> [INSTRUCTION]: Repeat the data word for word. Do not include the pictures.
===== STORED RECORDS =====
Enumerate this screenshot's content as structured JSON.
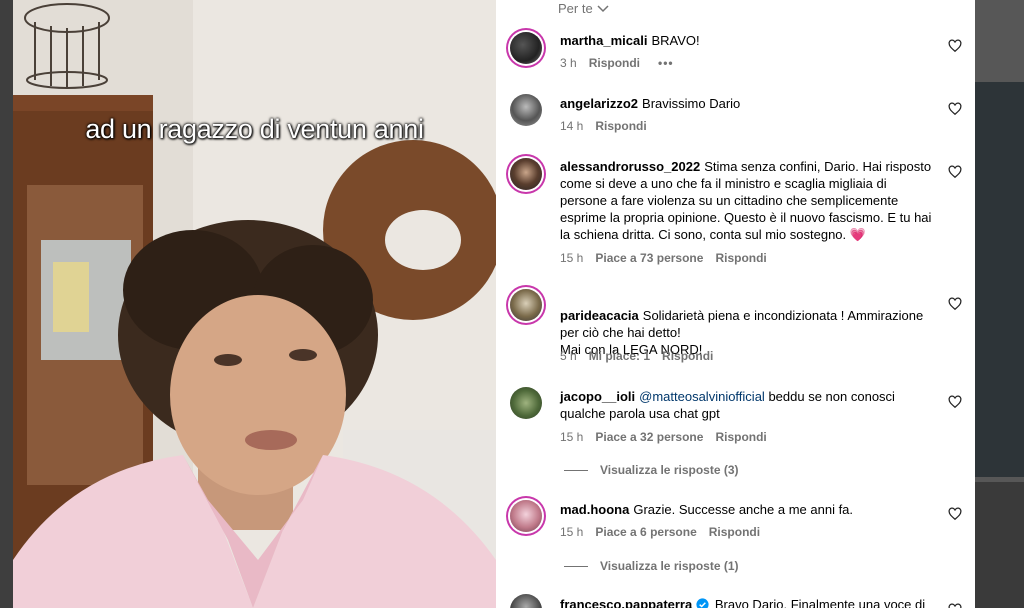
{
  "video": {
    "caption": "ad un ragazzo di ventun anni"
  },
  "panel": {
    "feed_selector": "Per te",
    "comments": [
      {
        "username": "martha_micali",
        "text": "BRAVO!",
        "time": "3 h",
        "likes": "",
        "reply": "Rispondi",
        "more": "•••",
        "replies": ""
      },
      {
        "username": "angelarizzo2",
        "text": "Bravissimo Dario",
        "time": "14 h",
        "likes": "",
        "reply": "Rispondi",
        "more": "",
        "replies": ""
      },
      {
        "username": "alessandrorusso_2022",
        "text": "Stima senza confini, Dario. Hai risposto come si deve a uno che fa il ministro e scaglia migliaia di persone a fare violenza su un cittadino che semplicemente esprime la propria opinione. Questo è il nuovo fascismo. E tu hai la schiena dritta. Ci sono, conta sul mio sostegno. 💗",
        "time": "15 h",
        "likes": "Piace a 73 persone",
        "reply": "Rispondi",
        "more": "",
        "replies": ""
      },
      {
        "username": "parideacacia",
        "text": "Solidarietà piena e incondizionata ! Ammirazione per ciò che hai detto!\nMai con la LEGA NORD!",
        "time": "5 h",
        "likes": "Mi piace: 1",
        "reply": "Rispondi",
        "more": "",
        "replies": ""
      },
      {
        "username": "jacopo__ioli",
        "mention": "@matteosalviniofficial",
        "text": "beddu se non conosci qualche parola usa chat gpt",
        "time": "15 h",
        "likes": "Piace a 32 persone",
        "reply": "Rispondi",
        "more": "",
        "replies": "Visualizza le risposte (3)"
      },
      {
        "username": "mad.hoona",
        "text": "Grazie. Successe anche a me anni fa.",
        "time": "15 h",
        "likes": "Piace a 6 persone",
        "reply": "Rispondi",
        "more": "",
        "replies": "Visualizza le risposte (1)"
      },
      {
        "username": "francesco.pappaterra",
        "text": "Bravo Dario. Finalmente una voce di",
        "time": "",
        "likes": "",
        "reply": "",
        "more": "",
        "replies": ""
      }
    ]
  },
  "colors": {
    "story_ring": "#c837ab",
    "secondary_text": "#737373",
    "mention": "#00376b",
    "verified": "#0095f6"
  }
}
=====
> [PROBLEM SOLUTION]:
Enumerate this screenshot's content as structured JSON.
{
  "video": {
    "caption": "ad un ragazzo di ventun anni"
  },
  "panel": {
    "feed_selector": "Per te",
    "comments": [
      {
        "username": "martha_micali",
        "text": "BRAVO!",
        "time": "3 h",
        "likes": "",
        "reply": "Rispondi",
        "more": "•••",
        "replies": ""
      },
      {
        "username": "angelarizzo2",
        "text": "Bravissimo Dario",
        "time": "14 h",
        "likes": "",
        "reply": "Rispondi",
        "more": "",
        "replies": ""
      },
      {
        "username": "alessandrorusso_2022",
        "text": "Stima senza confini, Dario. Hai risposto come si deve a uno che fa il ministro e scaglia migliaia di persone a fare violenza su un cittadino che semplicemente esprime la propria opinione. Questo è il nuovo fascismo. E tu hai la schiena dritta. Ci sono, conta sul mio sostegno. 💗",
        "time": "15 h",
        "likes": "Piace a 73 persone",
        "reply": "Rispondi",
        "more": "",
        "replies": ""
      },
      {
        "username": "parideacacia",
        "text": "Solidarietà piena e incondizionata ! Ammirazione per ciò che hai detto!\nMai con la LEGA NORD!",
        "time": "5 h",
        "likes": "Mi piace: 1",
        "reply": "Rispondi",
        "more": "",
        "replies": ""
      },
      {
        "username": "jacopo__ioli",
        "mention": "@matteosalviniofficial",
        "text": "beddu se non conosci qualche parola usa chat gpt",
        "time": "15 h",
        "likes": "Piace a 32 persone",
        "reply": "Rispondi",
        "more": "",
        "replies": "Visualizza le risposte (3)"
      },
      {
        "username": "mad.hoona",
        "text": "Grazie. Successe anche a me anni fa.",
        "time": "15 h",
        "likes": "Piace a 6 persone",
        "reply": "Rispondi",
        "more": "",
        "replies": "Visualizza le risposte (1)"
      },
      {
        "username": "francesco.pappaterra",
        "text": "Bravo Dario. Finalmente una voce di",
        "time": "",
        "likes": "",
        "reply": "",
        "more": "",
        "replies": ""
      }
    ]
  },
  "colors": {
    "story_ring": "#c837ab",
    "secondary_text": "#737373",
    "mention": "#00376b",
    "verified": "#0095f6"
  }
}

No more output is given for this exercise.